[Given request]: Among the records below, find each line that includes the string "поверхні" and copy it.
○ ○ ○
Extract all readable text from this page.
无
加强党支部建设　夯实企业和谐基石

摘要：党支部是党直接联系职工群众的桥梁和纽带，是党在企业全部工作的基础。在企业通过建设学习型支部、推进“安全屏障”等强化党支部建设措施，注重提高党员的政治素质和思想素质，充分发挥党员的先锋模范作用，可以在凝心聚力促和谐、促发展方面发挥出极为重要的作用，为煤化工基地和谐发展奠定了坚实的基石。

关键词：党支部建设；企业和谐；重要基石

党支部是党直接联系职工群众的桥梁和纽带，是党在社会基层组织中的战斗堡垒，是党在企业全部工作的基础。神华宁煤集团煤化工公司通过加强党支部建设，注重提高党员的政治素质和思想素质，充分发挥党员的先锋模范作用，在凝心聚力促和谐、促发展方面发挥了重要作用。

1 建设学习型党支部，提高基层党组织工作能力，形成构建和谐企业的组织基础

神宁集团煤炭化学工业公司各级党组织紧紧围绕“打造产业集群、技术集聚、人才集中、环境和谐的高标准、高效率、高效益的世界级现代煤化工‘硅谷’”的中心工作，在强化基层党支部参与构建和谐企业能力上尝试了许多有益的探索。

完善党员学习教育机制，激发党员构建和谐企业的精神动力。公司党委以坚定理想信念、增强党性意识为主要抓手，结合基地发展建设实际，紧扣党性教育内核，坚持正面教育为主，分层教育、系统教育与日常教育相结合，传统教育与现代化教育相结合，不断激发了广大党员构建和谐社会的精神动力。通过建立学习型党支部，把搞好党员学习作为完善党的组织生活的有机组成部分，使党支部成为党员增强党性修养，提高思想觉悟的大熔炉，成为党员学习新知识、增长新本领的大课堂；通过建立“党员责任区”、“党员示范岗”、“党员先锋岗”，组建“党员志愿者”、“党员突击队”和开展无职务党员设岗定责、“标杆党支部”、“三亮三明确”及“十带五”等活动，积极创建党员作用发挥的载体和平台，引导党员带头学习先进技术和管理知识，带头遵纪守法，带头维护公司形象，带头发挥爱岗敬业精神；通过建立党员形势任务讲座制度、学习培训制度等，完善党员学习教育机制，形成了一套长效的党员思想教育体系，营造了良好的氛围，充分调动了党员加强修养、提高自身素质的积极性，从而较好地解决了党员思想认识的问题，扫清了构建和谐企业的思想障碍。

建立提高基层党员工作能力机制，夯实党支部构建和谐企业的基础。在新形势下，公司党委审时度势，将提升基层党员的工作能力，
○ ○ ○
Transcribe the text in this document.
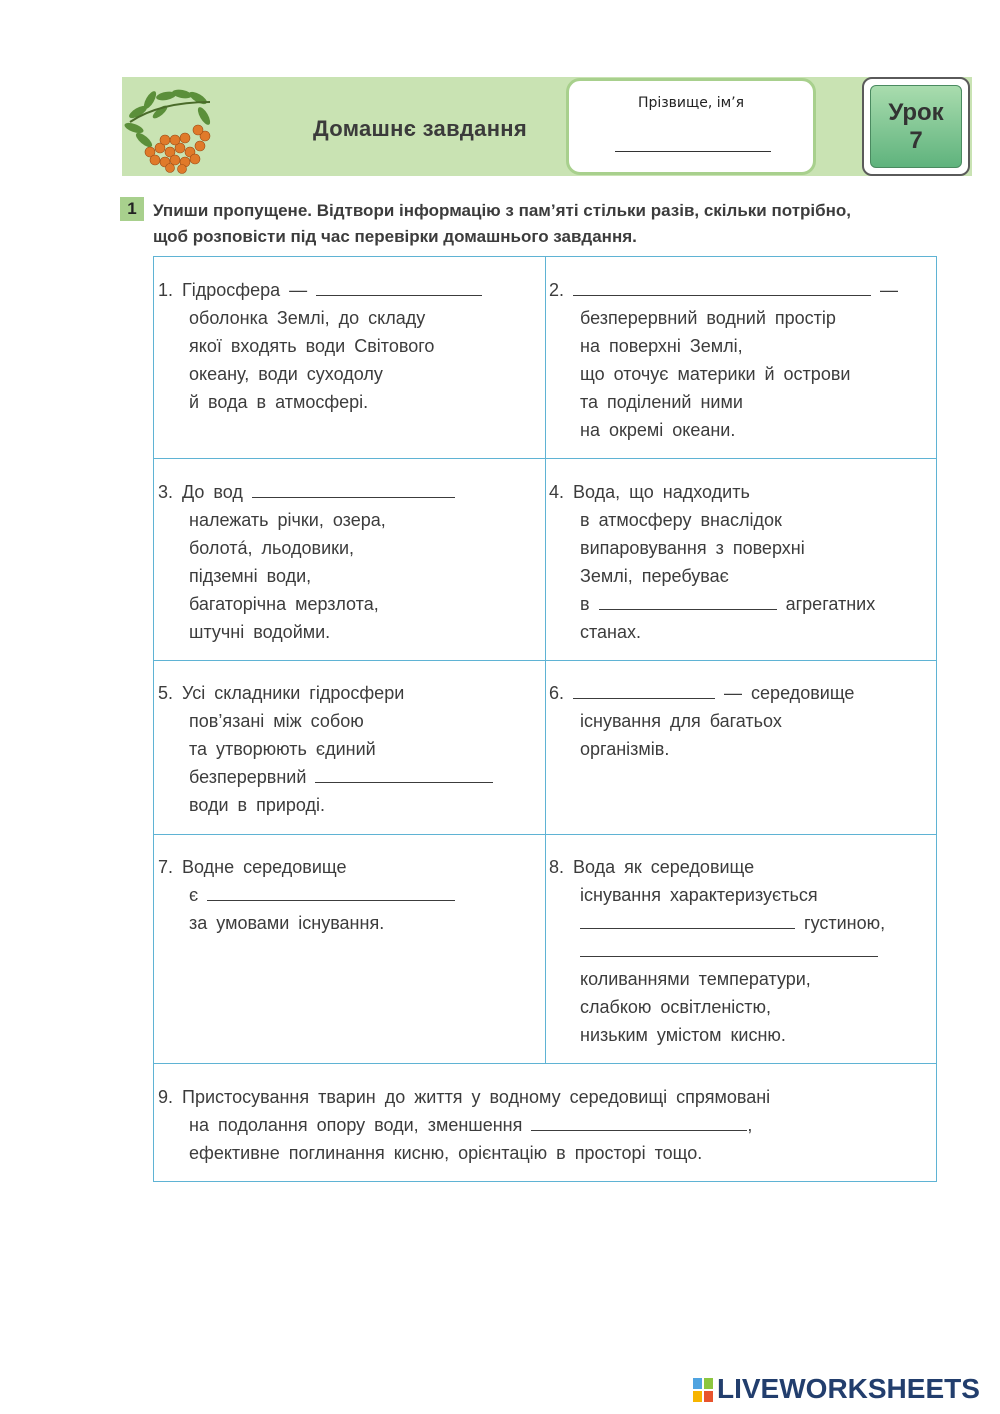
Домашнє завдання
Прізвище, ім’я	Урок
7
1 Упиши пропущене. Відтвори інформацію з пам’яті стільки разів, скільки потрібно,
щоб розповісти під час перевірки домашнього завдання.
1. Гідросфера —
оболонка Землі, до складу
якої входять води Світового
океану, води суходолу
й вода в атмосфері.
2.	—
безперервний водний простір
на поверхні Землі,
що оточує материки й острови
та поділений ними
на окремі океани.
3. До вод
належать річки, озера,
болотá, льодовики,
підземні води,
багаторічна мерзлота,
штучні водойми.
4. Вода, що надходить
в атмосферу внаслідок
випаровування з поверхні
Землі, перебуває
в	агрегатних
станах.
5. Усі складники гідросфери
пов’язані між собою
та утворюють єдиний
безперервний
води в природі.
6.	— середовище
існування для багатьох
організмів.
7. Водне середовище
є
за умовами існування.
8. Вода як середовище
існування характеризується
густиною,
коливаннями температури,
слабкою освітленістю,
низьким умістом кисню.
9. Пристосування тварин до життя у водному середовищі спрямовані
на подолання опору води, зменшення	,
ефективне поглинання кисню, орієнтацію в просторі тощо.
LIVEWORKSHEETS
○ ○ ○
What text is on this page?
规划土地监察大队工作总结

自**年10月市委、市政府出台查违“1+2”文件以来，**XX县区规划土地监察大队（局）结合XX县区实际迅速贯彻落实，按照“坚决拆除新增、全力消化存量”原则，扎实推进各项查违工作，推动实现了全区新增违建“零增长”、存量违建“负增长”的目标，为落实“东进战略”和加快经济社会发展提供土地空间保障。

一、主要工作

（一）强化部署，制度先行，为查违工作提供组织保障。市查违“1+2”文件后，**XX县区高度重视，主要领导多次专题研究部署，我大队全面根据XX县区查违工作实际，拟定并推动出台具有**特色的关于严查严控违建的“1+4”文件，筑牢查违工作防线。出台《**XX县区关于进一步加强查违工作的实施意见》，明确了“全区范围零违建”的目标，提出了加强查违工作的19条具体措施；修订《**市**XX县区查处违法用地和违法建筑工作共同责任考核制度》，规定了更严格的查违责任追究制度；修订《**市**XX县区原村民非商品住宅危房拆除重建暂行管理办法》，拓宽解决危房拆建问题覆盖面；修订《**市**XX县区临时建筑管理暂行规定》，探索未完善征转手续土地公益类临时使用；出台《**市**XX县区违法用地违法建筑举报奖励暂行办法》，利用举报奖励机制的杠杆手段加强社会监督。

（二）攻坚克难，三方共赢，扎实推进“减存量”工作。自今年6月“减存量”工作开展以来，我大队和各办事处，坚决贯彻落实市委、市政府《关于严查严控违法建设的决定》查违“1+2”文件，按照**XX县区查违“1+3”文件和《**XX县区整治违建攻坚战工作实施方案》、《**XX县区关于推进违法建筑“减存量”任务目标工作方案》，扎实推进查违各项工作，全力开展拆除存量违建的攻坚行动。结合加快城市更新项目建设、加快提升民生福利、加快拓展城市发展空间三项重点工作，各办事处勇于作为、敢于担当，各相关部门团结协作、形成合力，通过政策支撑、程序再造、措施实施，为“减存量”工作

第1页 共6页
○ ○ ○
[Solution]:
на поверхні Землі,
випаровування з поверхні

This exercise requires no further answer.